**Work instructions**.
Copy out, word for word, the stretch of the blog post below that opens with "One sure sign" and closes with "it is due.)".

**Selected passage**.
|---|

Wednesday, February 11, 2015

I haven not exactly been well

I'm better with other people.  Not more productive.  Put someone else in my house and I will absolutely fail to accomplish anything in the way of homework because, for whatever reason, I can't even try to work unless I'm alone in the house.  It just ... fails to happen.  Imagine flicking a switch that isn't connected to anything.  There's no struggle, no sputtering, just a whole lot of nothing.

This is not to say that I'm good at doing homework when I am alone in the house, but at least I can try.

So, productivity caveat aside, I'm better with other people.

One sure sign of that is my pages.  Three pages a day, hand written, in a notebook.  I stay for a while at Lonespark's and I get my fucking pages done even if I'm smothered under a six year old and an eight year old at the same time while someone in the next room is loudly listening to the news in Spanish (and yelling at it in English.  Whatever complaints I might have, bilingual credit where it is due.)

|---|

**Items**.
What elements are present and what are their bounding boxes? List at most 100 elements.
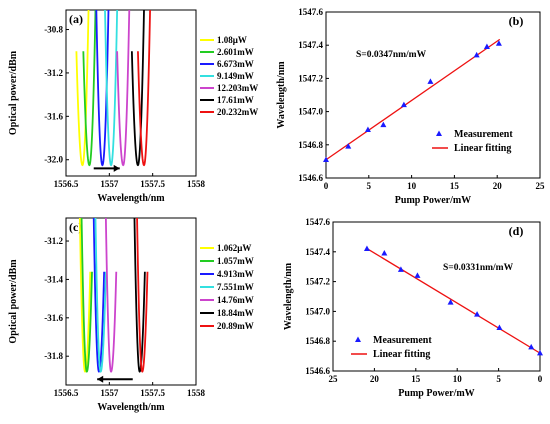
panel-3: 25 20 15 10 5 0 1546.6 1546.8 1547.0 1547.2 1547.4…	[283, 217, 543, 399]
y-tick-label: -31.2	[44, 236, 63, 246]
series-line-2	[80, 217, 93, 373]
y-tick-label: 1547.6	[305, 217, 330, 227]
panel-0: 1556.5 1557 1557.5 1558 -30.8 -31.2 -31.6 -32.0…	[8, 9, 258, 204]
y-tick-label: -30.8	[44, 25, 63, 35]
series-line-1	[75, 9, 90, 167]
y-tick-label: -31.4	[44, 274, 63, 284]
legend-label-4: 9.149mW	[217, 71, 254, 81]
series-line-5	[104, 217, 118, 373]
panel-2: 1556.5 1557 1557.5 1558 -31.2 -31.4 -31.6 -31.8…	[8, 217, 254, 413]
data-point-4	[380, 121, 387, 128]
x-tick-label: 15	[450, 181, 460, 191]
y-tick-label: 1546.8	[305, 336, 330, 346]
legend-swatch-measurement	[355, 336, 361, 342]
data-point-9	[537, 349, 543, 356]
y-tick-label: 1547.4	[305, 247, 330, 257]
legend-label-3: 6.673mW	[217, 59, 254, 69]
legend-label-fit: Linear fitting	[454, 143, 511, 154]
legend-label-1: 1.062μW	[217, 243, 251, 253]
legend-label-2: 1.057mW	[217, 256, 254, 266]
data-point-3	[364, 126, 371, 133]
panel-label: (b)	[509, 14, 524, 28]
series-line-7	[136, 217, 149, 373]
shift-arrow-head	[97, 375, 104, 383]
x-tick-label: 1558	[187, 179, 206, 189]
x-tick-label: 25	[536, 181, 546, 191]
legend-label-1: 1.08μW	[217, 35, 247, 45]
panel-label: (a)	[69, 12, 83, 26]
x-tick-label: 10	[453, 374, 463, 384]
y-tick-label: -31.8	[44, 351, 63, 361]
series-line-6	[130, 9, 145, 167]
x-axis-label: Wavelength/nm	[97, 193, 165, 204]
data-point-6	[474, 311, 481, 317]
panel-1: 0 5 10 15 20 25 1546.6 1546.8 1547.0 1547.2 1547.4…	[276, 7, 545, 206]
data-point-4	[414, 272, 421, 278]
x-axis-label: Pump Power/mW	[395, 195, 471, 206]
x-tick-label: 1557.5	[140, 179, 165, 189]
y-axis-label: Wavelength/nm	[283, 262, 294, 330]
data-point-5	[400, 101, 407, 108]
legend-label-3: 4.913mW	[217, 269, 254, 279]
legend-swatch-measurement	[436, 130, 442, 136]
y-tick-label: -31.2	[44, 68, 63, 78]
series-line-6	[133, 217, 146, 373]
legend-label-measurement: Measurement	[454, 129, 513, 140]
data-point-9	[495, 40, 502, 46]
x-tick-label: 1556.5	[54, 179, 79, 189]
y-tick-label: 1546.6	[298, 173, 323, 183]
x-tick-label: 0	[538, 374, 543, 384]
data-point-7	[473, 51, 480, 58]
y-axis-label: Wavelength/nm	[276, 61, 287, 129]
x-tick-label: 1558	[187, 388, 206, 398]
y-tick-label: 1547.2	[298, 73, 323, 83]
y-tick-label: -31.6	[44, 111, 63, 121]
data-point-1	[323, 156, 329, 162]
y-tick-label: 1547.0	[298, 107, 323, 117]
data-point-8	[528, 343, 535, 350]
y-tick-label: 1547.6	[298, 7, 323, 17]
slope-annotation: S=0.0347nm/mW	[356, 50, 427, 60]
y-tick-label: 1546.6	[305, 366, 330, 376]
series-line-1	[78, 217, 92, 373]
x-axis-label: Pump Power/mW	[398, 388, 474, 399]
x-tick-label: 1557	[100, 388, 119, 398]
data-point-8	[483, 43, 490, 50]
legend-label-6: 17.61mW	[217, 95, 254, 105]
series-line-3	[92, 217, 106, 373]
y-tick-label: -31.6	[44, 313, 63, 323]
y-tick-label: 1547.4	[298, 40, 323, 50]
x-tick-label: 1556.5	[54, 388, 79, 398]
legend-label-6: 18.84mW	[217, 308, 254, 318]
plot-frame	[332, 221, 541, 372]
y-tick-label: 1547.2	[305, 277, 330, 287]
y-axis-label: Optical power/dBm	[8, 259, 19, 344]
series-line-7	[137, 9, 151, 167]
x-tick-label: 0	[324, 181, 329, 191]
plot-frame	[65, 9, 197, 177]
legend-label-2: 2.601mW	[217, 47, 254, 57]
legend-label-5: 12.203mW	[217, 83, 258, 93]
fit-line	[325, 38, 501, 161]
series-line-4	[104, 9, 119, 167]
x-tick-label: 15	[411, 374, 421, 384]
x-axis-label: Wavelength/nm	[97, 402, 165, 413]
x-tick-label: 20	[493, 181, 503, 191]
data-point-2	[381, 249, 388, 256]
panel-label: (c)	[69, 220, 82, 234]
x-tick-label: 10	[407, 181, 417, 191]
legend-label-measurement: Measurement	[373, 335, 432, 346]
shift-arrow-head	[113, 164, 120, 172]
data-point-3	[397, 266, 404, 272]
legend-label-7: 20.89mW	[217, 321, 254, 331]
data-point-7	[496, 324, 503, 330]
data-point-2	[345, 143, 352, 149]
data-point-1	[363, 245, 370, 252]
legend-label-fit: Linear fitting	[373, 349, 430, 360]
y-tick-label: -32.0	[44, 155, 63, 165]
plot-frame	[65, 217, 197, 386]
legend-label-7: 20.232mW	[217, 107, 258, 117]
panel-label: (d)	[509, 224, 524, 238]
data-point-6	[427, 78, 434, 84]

|---|

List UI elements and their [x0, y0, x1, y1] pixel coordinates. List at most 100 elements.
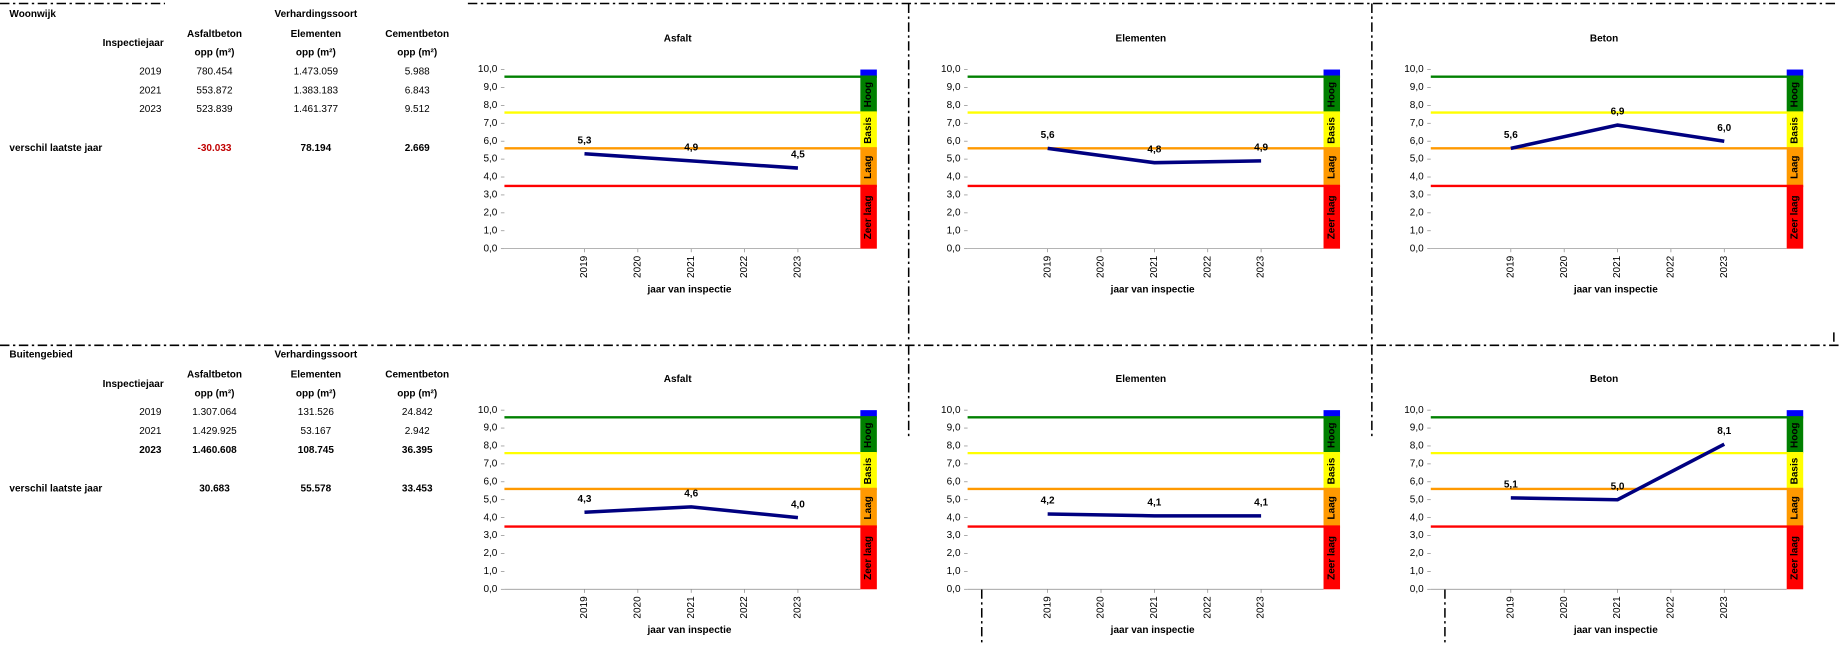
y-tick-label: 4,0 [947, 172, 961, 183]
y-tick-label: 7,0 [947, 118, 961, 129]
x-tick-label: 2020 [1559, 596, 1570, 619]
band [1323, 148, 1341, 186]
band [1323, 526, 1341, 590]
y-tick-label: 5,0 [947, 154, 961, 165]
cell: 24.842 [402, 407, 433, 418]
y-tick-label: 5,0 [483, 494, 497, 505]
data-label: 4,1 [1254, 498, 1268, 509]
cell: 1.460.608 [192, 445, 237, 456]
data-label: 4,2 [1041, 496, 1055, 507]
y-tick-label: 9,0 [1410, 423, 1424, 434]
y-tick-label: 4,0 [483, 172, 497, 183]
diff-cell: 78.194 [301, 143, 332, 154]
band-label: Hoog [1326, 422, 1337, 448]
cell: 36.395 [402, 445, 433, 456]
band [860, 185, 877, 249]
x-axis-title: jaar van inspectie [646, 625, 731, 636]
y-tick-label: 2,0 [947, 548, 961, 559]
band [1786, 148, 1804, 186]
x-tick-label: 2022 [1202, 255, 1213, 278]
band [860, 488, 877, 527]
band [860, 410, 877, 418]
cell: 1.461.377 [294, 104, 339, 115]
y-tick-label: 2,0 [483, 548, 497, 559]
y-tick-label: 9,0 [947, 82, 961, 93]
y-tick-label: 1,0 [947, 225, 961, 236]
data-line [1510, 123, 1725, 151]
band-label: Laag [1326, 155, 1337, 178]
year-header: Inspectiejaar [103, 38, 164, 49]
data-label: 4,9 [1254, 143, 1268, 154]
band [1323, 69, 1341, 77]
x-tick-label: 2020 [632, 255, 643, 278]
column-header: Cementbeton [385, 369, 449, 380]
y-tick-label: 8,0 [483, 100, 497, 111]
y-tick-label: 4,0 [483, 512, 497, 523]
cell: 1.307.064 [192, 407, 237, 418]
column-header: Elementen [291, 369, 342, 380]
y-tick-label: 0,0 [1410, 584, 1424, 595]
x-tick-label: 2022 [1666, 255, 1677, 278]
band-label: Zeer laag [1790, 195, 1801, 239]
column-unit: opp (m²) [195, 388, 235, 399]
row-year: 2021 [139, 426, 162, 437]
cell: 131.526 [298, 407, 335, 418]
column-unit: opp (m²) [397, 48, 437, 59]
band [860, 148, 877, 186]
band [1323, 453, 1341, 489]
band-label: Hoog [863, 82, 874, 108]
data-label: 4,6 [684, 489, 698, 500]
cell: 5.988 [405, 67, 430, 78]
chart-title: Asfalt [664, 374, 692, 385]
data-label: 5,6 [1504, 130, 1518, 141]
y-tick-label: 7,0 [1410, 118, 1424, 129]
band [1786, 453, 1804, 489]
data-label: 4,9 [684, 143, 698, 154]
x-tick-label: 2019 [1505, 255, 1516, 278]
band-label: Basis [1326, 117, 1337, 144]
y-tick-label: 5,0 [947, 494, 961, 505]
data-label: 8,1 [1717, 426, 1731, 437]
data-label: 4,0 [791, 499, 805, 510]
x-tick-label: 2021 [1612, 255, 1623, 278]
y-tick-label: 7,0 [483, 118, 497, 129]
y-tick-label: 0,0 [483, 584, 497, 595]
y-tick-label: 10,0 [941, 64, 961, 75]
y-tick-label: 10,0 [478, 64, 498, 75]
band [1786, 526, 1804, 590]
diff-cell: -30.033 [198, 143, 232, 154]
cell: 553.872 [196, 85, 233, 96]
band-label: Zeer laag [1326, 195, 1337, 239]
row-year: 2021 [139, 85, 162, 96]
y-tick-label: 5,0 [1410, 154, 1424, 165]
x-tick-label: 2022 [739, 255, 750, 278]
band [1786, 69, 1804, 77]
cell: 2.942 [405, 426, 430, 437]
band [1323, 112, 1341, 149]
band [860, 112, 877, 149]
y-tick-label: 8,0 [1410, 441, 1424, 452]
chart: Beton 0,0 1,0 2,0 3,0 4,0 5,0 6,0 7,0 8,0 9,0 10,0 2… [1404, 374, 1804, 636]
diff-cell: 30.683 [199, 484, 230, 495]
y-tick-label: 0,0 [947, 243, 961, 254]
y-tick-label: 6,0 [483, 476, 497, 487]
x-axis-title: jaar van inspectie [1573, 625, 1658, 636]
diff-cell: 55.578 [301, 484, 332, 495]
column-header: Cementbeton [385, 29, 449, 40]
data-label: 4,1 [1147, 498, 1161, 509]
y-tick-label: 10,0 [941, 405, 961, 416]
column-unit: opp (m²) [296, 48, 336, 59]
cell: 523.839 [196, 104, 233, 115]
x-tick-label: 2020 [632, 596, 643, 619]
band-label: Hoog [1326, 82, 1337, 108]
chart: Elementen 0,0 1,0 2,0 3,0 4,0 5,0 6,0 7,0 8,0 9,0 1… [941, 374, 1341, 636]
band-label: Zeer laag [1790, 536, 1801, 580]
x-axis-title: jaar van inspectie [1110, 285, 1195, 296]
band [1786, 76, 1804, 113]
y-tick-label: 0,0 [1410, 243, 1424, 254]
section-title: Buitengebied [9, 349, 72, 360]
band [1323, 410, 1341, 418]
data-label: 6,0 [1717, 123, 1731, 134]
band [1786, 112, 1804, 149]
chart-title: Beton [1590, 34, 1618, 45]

|---|

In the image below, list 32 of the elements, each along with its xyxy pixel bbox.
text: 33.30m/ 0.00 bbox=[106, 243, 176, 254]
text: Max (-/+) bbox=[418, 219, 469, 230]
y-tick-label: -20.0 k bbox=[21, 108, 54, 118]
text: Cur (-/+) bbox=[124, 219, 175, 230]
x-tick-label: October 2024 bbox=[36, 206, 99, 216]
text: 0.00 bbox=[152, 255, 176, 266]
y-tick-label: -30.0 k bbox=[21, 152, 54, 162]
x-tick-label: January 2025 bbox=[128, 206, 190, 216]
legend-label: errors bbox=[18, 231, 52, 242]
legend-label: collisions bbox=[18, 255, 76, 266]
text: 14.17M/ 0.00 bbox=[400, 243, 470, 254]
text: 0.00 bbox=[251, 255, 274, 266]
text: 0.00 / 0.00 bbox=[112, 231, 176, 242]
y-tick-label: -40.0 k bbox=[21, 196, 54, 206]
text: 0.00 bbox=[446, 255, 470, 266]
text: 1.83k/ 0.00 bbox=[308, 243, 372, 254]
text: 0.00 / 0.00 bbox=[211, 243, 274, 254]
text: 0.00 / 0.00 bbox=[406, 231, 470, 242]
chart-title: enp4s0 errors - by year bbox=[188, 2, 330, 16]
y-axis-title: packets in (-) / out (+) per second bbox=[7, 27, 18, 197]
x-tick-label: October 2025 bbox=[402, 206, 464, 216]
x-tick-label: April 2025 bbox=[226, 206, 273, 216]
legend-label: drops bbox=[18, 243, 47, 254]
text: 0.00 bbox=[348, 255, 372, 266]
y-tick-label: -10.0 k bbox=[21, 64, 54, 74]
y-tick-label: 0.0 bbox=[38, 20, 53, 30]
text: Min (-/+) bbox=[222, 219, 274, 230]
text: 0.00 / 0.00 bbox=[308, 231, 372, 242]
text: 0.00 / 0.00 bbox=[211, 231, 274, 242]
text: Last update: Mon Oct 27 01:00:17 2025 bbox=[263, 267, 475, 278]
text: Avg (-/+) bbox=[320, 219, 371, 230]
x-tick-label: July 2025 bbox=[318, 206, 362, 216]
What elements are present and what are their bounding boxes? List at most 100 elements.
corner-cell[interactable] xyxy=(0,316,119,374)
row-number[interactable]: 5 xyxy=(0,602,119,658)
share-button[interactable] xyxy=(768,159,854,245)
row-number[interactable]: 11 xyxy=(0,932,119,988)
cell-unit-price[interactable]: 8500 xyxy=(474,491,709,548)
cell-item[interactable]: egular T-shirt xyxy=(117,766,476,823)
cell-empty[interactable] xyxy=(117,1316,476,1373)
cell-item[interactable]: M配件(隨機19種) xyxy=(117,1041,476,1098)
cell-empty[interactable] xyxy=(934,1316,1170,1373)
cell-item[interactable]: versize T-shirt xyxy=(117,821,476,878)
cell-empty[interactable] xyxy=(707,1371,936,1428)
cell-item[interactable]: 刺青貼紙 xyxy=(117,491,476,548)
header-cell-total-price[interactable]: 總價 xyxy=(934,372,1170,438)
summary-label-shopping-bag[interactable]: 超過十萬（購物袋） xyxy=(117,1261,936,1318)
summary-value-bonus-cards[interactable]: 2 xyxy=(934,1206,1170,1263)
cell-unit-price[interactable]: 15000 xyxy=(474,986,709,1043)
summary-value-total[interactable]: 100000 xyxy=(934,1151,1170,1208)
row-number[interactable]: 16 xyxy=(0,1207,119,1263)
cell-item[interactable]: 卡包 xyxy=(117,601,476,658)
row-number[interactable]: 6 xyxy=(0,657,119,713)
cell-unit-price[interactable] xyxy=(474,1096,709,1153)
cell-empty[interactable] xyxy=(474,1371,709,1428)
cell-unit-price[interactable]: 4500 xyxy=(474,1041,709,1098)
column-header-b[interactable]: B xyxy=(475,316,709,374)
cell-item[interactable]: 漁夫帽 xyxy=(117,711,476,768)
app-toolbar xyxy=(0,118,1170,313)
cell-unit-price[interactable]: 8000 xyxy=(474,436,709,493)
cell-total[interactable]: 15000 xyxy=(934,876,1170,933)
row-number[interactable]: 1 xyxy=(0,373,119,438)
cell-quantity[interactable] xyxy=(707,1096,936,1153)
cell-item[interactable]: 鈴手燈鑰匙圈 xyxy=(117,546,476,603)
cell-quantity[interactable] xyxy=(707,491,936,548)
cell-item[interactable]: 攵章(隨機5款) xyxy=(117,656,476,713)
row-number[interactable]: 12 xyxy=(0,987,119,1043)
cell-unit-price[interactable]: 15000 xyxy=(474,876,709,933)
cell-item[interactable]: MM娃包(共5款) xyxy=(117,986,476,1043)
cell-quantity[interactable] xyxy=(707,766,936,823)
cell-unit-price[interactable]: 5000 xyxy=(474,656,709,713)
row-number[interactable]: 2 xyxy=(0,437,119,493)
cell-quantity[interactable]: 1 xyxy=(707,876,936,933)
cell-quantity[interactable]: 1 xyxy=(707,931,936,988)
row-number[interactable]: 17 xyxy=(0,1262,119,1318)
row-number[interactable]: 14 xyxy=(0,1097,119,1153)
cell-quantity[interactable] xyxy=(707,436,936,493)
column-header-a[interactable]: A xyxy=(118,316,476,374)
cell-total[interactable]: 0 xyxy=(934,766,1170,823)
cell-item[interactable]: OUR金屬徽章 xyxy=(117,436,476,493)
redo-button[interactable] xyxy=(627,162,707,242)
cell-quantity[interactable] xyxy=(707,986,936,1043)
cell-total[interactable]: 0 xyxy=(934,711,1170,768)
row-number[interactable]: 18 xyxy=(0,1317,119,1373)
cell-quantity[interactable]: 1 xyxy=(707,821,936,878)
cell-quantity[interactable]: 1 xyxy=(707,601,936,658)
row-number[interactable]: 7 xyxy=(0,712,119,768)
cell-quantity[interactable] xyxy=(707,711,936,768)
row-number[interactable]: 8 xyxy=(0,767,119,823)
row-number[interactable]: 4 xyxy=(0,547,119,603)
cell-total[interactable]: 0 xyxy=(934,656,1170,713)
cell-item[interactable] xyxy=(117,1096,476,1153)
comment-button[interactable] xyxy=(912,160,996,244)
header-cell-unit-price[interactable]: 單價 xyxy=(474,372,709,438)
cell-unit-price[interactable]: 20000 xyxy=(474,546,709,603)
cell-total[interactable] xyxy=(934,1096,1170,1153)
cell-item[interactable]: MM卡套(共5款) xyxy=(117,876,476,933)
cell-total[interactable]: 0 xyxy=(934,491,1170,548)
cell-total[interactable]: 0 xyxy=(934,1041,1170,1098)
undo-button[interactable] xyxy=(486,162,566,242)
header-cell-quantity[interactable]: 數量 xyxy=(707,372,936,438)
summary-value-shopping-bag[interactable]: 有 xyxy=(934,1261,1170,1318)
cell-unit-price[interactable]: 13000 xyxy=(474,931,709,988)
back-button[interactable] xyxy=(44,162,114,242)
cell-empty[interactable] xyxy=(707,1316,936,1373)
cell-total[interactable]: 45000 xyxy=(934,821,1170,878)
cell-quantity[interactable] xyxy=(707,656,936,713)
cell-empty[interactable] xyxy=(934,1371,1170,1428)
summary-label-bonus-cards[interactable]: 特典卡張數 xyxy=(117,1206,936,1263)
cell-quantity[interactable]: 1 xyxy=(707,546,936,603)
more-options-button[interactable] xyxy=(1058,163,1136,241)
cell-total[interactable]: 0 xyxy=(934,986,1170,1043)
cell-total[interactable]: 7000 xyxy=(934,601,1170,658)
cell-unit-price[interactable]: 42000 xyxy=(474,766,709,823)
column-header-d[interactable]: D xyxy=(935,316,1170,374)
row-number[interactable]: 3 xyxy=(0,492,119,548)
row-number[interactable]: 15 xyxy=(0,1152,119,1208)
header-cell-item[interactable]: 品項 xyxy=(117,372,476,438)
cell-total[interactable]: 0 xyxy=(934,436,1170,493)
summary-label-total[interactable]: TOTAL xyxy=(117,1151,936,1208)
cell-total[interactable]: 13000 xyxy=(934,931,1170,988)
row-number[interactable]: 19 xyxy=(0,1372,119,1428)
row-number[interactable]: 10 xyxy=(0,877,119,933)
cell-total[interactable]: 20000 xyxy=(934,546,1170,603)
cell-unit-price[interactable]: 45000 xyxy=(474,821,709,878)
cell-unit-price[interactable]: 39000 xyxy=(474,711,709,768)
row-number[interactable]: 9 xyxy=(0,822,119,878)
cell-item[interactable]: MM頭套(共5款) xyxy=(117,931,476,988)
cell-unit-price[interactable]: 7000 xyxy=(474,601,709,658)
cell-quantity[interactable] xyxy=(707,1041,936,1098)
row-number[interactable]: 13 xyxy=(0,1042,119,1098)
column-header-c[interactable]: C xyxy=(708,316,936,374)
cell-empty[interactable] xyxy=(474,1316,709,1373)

|---|

**Solution**.
One sure sign of that is my pages.  Three pages a day, hand written, in a notebook.  I stay for a while at Lonespark's and I get my fucking pages done even if I'm smothered under a six year old and an eight year old at the same time while someone in the next room is loudly listening to the news in Spanish (and yelling at it in English.  Whatever complaints I might have, bilingual credit where it is due.)